What is asked:
Rewrite the records from the first line through the line containing "value-cell bbox=[343, 190, 401, 207]", swapping every "value-cell" for "data-cell" and keeping everything else the same.

Layout annotation data:
____

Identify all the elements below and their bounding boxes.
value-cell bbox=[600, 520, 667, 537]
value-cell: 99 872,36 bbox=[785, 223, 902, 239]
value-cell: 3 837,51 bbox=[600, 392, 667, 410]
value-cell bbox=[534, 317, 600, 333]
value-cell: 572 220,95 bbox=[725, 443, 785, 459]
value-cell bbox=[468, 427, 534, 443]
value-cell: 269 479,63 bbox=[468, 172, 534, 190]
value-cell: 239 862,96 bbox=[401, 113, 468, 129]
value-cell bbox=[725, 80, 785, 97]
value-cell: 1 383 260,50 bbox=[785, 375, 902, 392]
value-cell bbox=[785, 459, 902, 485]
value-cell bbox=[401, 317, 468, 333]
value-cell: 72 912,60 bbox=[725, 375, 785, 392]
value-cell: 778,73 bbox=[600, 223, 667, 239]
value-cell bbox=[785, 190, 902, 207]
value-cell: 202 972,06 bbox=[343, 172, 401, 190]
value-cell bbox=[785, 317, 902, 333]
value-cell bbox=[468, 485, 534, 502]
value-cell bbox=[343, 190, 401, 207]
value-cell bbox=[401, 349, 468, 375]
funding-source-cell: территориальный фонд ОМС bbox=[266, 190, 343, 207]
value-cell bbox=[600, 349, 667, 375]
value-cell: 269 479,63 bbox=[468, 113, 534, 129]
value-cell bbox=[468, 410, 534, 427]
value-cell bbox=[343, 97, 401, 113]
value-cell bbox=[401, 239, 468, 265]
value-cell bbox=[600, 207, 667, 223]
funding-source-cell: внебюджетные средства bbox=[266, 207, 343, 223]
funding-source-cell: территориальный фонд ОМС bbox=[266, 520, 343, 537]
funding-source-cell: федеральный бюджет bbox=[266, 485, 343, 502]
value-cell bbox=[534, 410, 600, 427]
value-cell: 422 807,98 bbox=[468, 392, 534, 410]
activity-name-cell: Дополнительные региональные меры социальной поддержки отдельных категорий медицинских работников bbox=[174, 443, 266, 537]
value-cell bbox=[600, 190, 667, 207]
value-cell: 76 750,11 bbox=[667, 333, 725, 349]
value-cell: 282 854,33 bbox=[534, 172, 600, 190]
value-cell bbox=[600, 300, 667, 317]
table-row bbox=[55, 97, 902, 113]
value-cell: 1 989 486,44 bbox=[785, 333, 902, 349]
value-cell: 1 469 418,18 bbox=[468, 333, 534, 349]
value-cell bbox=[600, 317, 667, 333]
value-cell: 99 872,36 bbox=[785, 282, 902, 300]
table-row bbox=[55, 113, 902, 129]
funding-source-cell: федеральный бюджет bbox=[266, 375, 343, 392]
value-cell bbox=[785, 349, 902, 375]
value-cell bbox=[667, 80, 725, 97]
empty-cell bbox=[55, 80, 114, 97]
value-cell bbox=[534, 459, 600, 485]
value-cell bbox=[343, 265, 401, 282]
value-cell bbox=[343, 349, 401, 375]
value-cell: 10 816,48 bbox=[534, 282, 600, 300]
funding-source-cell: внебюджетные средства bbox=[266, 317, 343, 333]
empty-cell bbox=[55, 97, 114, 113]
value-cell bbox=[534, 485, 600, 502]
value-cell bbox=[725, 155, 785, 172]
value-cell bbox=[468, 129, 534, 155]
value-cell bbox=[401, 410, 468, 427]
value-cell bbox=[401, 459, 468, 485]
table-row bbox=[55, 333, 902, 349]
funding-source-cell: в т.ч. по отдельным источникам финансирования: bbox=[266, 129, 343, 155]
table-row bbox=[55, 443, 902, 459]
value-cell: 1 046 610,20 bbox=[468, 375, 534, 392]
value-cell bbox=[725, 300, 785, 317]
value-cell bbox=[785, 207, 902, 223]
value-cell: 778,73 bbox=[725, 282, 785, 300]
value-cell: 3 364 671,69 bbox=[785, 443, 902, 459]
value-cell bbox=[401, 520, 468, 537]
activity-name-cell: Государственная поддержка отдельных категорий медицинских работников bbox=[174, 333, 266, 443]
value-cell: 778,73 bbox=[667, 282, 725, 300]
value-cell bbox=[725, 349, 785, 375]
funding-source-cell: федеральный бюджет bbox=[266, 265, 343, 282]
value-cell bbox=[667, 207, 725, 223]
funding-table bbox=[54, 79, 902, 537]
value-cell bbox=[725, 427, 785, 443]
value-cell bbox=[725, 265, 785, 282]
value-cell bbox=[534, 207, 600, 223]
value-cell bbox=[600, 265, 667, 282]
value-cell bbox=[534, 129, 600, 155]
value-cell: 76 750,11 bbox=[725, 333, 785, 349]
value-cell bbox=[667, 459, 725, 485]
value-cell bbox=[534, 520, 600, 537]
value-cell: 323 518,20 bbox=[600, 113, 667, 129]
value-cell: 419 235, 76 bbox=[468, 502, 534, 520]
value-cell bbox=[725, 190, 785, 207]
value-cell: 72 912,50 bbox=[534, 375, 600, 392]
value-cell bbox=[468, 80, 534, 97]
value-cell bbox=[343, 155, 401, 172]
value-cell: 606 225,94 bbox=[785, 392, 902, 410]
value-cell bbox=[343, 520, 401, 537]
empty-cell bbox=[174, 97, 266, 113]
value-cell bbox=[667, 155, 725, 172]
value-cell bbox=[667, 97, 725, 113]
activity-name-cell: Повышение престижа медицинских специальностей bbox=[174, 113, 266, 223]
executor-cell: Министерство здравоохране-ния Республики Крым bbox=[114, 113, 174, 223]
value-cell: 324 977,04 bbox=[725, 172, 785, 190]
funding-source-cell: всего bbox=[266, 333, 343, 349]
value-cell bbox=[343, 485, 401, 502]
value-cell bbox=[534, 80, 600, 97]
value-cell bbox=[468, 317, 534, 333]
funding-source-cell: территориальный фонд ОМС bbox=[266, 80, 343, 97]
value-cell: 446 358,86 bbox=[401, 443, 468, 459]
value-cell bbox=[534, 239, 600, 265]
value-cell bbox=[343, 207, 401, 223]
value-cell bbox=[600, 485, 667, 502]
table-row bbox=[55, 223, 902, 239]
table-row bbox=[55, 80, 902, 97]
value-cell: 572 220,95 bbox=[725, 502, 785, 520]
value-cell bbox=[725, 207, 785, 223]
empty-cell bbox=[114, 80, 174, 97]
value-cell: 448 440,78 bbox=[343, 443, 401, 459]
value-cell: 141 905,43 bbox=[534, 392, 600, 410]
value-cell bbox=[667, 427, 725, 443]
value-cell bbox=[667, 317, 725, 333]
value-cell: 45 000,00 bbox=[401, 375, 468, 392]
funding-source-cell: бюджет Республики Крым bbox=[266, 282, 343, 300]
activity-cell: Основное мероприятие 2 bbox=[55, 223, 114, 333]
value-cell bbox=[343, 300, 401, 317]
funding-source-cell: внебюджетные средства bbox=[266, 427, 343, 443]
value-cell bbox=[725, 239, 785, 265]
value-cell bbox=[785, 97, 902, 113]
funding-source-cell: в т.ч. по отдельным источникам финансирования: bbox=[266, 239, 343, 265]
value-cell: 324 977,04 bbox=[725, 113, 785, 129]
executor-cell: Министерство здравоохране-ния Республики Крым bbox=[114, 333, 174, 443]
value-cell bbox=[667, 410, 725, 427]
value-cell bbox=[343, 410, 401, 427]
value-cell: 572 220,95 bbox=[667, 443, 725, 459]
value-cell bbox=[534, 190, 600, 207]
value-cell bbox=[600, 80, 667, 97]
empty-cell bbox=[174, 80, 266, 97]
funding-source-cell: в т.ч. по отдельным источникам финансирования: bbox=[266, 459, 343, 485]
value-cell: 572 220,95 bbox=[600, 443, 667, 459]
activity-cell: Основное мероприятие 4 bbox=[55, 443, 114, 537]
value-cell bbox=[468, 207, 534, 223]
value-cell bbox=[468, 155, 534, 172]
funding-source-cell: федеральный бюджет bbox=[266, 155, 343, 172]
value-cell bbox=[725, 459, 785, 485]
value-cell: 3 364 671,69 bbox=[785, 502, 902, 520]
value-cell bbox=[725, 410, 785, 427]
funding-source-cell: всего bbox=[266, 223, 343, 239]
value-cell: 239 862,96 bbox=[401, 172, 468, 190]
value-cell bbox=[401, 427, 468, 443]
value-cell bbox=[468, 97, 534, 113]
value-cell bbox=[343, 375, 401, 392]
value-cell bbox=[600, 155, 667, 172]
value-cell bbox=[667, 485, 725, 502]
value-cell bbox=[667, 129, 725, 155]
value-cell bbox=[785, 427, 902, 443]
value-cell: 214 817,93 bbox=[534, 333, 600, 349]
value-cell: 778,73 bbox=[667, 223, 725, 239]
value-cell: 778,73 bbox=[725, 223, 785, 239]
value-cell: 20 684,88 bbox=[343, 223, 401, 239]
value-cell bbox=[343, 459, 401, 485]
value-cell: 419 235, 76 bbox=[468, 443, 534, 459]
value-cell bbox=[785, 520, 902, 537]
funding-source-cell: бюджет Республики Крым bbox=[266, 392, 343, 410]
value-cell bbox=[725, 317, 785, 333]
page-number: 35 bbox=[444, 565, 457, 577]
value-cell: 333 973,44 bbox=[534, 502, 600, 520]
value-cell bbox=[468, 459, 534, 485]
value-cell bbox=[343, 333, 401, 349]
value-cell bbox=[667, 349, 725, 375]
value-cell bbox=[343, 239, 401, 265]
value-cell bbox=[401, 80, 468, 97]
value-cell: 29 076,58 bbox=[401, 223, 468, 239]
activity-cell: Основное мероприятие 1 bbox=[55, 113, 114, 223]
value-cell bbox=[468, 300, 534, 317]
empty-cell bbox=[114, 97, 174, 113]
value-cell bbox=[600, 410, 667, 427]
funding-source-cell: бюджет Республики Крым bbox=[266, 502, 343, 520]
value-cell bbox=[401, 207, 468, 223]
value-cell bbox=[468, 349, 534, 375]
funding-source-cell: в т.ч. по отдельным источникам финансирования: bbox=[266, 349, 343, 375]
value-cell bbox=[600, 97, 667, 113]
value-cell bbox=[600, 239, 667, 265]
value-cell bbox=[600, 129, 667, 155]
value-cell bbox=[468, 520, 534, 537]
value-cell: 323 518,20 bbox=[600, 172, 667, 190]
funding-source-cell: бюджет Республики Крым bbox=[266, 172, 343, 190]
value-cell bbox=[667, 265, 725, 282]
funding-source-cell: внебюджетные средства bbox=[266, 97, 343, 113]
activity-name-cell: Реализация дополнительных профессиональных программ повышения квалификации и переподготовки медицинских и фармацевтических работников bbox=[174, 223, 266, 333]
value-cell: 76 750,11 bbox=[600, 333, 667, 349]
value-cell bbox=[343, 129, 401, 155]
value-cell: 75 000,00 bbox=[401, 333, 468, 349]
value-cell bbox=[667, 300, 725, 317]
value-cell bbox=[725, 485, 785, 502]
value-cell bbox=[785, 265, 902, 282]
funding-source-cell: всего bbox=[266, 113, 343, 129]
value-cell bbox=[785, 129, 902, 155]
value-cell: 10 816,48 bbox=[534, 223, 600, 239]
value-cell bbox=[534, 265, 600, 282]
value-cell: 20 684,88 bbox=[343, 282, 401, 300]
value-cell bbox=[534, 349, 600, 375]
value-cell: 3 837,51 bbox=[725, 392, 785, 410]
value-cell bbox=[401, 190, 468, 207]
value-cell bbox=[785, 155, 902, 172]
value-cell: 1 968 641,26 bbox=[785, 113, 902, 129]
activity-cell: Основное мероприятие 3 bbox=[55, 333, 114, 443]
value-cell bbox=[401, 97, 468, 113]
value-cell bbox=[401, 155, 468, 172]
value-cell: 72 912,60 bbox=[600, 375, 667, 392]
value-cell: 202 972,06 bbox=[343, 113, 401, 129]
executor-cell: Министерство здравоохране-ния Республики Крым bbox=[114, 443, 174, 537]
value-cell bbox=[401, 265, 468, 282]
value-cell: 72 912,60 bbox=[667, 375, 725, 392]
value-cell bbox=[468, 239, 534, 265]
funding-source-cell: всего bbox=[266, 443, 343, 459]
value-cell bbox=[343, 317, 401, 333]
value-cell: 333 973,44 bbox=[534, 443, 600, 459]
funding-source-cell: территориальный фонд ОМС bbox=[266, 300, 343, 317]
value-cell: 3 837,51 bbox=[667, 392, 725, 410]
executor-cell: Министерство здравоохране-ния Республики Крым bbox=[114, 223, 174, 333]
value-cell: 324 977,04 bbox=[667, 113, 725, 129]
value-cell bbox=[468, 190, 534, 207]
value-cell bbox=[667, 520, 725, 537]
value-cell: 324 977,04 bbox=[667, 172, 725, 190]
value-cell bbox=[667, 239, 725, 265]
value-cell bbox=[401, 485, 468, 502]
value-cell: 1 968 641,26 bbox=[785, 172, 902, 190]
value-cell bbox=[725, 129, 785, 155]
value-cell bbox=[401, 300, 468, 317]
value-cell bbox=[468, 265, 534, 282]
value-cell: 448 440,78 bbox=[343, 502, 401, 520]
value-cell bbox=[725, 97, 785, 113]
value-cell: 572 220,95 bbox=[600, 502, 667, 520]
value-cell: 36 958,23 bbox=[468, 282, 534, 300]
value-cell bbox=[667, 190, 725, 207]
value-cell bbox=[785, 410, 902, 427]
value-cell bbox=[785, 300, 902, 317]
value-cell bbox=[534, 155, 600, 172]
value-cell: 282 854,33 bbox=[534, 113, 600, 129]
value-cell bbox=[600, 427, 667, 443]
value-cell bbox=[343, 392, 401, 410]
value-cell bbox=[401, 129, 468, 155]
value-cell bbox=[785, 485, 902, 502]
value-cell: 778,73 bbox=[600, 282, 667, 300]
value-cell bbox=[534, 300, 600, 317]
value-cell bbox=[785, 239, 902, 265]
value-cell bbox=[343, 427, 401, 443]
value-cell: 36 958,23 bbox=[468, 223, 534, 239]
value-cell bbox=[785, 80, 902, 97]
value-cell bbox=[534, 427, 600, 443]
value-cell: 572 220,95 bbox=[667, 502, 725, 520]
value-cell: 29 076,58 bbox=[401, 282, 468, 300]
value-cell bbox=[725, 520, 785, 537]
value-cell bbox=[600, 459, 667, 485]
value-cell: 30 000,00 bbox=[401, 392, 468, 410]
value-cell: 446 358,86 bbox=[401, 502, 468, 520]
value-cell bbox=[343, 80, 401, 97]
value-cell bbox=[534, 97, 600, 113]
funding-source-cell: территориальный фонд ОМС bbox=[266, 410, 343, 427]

____

Exercise response:
Identify all the elements below and their bounding boxes.
data-cell bbox=[600, 520, 667, 537]
data-cell: 99 872,36 bbox=[785, 223, 902, 239]
data-cell: 3 837,51 bbox=[600, 392, 667, 410]
data-cell bbox=[534, 317, 600, 333]
data-cell: 572 220,95 bbox=[725, 443, 785, 459]
data-cell bbox=[468, 427, 534, 443]
data-cell: 269 479,63 bbox=[468, 172, 534, 190]
data-cell: 239 862,96 bbox=[401, 113, 468, 129]
data-cell bbox=[725, 80, 785, 97]
data-cell: 1 383 260,50 bbox=[785, 375, 902, 392]
data-cell bbox=[785, 459, 902, 485]
data-cell bbox=[401, 317, 468, 333]
data-cell: 72 912,60 bbox=[725, 375, 785, 392]
data-cell: 778,73 bbox=[600, 223, 667, 239]
data-cell bbox=[785, 190, 902, 207]
data-cell: 202 972,06 bbox=[343, 172, 401, 190]
data-cell bbox=[785, 317, 902, 333]
data-cell bbox=[468, 485, 534, 502]
data-cell bbox=[343, 190, 401, 207]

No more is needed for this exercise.